Pick out the lines below that include the string "content".

____

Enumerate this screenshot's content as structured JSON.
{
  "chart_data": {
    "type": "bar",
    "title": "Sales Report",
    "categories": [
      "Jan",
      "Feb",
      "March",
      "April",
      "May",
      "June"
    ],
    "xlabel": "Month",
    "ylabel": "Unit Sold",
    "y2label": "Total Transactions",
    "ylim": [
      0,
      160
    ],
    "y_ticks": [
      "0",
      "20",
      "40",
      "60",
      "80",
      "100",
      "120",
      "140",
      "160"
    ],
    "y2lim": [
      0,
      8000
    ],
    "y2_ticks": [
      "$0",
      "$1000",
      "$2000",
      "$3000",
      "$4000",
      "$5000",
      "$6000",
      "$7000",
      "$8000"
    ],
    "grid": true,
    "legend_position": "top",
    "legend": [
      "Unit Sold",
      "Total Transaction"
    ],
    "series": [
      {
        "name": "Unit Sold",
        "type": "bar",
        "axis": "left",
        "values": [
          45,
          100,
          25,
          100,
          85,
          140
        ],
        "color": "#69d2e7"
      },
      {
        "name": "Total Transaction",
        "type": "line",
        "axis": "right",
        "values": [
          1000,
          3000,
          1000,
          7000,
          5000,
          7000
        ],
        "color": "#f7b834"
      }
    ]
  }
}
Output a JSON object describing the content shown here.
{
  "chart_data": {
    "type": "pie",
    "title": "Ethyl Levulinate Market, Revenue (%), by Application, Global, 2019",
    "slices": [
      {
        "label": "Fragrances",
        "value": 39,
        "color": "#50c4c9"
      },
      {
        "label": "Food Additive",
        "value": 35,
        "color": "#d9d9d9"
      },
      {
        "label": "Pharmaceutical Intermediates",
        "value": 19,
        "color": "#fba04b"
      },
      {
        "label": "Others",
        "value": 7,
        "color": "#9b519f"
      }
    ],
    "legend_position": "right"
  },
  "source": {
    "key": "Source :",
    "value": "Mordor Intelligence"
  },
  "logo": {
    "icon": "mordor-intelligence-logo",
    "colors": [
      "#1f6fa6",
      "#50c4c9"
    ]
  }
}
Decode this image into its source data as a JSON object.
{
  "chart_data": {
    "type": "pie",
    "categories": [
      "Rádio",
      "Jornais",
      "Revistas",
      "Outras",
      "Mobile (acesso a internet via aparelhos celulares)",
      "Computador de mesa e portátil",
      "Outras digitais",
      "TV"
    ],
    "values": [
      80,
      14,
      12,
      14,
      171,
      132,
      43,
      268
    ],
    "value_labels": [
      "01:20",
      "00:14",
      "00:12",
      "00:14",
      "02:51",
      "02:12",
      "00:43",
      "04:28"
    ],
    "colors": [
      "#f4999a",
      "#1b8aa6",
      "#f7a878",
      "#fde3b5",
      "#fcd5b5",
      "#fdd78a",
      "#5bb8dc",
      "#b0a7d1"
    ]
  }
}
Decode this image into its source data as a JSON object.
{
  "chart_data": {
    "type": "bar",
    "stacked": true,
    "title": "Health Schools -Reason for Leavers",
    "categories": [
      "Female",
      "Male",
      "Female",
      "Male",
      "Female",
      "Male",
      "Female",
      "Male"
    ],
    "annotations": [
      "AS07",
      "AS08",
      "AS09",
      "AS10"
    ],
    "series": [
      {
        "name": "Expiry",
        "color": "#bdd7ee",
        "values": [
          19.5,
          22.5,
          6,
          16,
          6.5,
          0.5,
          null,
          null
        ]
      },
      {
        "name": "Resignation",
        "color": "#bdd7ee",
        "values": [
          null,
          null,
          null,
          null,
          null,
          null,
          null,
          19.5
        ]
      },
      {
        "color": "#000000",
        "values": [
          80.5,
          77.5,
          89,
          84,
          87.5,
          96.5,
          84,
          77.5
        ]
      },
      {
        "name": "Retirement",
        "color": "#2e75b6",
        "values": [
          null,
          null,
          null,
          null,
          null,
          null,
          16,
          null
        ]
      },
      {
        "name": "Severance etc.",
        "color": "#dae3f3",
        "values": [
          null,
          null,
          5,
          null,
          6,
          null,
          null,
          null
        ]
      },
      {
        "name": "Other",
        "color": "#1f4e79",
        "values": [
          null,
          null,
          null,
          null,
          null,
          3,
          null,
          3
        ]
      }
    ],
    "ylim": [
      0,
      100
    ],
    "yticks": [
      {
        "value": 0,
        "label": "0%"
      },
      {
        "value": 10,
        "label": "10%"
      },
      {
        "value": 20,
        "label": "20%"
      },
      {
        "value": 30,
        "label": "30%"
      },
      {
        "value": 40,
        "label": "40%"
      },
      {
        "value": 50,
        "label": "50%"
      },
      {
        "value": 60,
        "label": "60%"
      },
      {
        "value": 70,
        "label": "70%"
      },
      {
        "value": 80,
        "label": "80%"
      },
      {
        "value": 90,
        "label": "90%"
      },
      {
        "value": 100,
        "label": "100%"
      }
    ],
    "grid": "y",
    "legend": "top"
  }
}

____

> _Written response_:
Enumerate this screenshot's content as structured JSON.
Output a JSON object describing the content shown here.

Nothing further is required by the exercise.